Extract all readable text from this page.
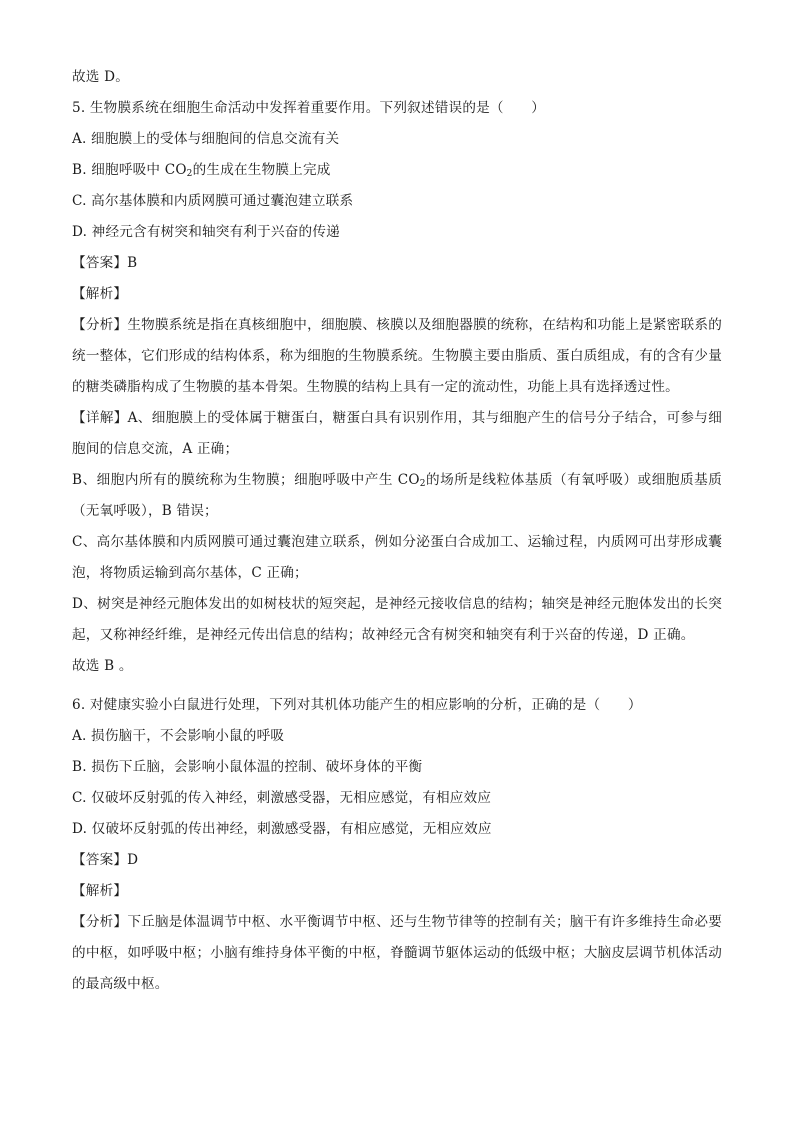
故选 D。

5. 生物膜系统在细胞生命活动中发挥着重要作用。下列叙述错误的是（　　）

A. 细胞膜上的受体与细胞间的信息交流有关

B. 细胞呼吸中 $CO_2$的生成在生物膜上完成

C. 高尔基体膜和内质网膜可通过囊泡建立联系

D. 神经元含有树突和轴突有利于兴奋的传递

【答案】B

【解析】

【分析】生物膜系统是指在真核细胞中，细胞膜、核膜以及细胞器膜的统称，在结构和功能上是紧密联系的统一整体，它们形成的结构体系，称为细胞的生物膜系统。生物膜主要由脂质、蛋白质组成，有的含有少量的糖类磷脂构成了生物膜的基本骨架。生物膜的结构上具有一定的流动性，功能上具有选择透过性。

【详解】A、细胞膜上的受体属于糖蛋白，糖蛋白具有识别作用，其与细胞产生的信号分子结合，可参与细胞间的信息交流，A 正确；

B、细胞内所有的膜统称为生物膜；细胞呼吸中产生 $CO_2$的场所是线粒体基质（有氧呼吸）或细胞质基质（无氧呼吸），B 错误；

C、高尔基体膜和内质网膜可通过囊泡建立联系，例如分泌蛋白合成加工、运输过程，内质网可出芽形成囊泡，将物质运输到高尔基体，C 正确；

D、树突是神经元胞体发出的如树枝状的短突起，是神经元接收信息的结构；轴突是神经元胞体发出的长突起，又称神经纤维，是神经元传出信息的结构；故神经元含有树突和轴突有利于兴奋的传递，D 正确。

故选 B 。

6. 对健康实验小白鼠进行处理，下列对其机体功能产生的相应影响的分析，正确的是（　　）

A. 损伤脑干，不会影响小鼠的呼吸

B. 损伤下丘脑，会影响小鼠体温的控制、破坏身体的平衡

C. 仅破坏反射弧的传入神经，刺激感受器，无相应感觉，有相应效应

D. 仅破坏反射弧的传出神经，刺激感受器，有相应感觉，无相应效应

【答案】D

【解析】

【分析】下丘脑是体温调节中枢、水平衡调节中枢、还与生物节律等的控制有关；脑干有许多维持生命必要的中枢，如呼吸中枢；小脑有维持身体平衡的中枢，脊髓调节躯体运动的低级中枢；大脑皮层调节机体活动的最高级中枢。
* * *
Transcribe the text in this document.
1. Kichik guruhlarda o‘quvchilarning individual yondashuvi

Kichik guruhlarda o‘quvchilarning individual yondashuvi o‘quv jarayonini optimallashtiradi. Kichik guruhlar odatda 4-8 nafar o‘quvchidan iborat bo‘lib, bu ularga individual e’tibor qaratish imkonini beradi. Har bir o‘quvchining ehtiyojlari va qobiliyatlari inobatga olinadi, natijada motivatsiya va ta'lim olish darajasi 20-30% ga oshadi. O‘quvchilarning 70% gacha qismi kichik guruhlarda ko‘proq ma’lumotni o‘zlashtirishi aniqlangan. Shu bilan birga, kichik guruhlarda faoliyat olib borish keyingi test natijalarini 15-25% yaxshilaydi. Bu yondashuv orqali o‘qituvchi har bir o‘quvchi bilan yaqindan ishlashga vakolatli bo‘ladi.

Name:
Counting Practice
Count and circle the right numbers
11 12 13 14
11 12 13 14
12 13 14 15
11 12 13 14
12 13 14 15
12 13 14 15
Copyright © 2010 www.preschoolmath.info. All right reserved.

## Goal
Look through the entries above and list every line containing "yondashuvi".

## Correct response
1. Kichik guruhlarda o‘quvchilarning individual yondashuvi
Kichik guruhlarda o‘quvchilarning individual yondashuvi o‘quv jarayonini optimallashtiradi. Kichik guruhlar odatda 4-8 nafar o‘quvchidan iborat bo‘lib, bu ularga individual e’tibor qaratish imkonini beradi. Har bir o‘quvchining ehtiyojlari va qobiliyatlari inobatga olinadi, natijada motivatsiya va ta'lim olish darajasi 20-30% ga oshadi. O‘quvchilarning 70% gacha qismi kichik guruhlarda ko‘proq ma’lumotni o‘zlashtirishi aniqlangan. Shu bilan birga, kichik guruhlarda faoliyat olib borish keyingi test natijalarini 15-25% yaxshilaydi. Bu yondashuv orqali o‘qituvchi har bir o‘quvchi bilan yaqindan ishlashga vakolatli bo‘ladi.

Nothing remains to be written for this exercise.